## TASK STATEMENT
In the entries below, find the lines that contain the word "this" and copy them.

Data items:
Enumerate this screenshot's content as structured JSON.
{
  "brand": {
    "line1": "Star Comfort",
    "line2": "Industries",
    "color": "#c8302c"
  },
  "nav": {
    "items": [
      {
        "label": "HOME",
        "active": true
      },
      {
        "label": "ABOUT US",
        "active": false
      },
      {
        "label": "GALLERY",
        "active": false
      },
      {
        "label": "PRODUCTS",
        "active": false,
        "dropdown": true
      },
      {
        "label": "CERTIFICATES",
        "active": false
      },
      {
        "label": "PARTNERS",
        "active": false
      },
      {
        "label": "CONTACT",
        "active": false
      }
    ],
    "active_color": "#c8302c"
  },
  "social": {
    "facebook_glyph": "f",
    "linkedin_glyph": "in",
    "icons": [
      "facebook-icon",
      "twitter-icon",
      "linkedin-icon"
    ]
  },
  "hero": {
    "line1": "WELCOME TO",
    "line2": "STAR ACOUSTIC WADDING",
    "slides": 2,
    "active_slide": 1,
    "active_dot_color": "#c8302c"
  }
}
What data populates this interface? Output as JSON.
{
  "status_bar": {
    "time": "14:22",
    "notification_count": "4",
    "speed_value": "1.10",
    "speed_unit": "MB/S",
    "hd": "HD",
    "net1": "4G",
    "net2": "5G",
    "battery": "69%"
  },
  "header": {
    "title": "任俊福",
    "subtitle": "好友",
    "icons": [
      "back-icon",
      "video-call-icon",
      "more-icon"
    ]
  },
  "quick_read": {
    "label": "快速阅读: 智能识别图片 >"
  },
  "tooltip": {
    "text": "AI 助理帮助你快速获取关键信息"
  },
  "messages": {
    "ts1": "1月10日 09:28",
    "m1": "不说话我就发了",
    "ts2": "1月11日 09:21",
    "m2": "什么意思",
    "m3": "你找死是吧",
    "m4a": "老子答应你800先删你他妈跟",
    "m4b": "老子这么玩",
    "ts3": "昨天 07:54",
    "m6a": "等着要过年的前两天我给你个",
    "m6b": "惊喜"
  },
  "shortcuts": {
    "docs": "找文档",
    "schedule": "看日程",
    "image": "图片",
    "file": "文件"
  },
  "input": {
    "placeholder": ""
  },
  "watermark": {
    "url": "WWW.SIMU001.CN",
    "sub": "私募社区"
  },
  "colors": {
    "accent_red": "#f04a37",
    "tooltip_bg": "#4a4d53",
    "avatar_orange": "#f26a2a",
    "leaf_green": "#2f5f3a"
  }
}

## COMPLETE RESPONSE
Enumerate this screenshot's content as structured JSON.
What data populates this interface? Output as JSON.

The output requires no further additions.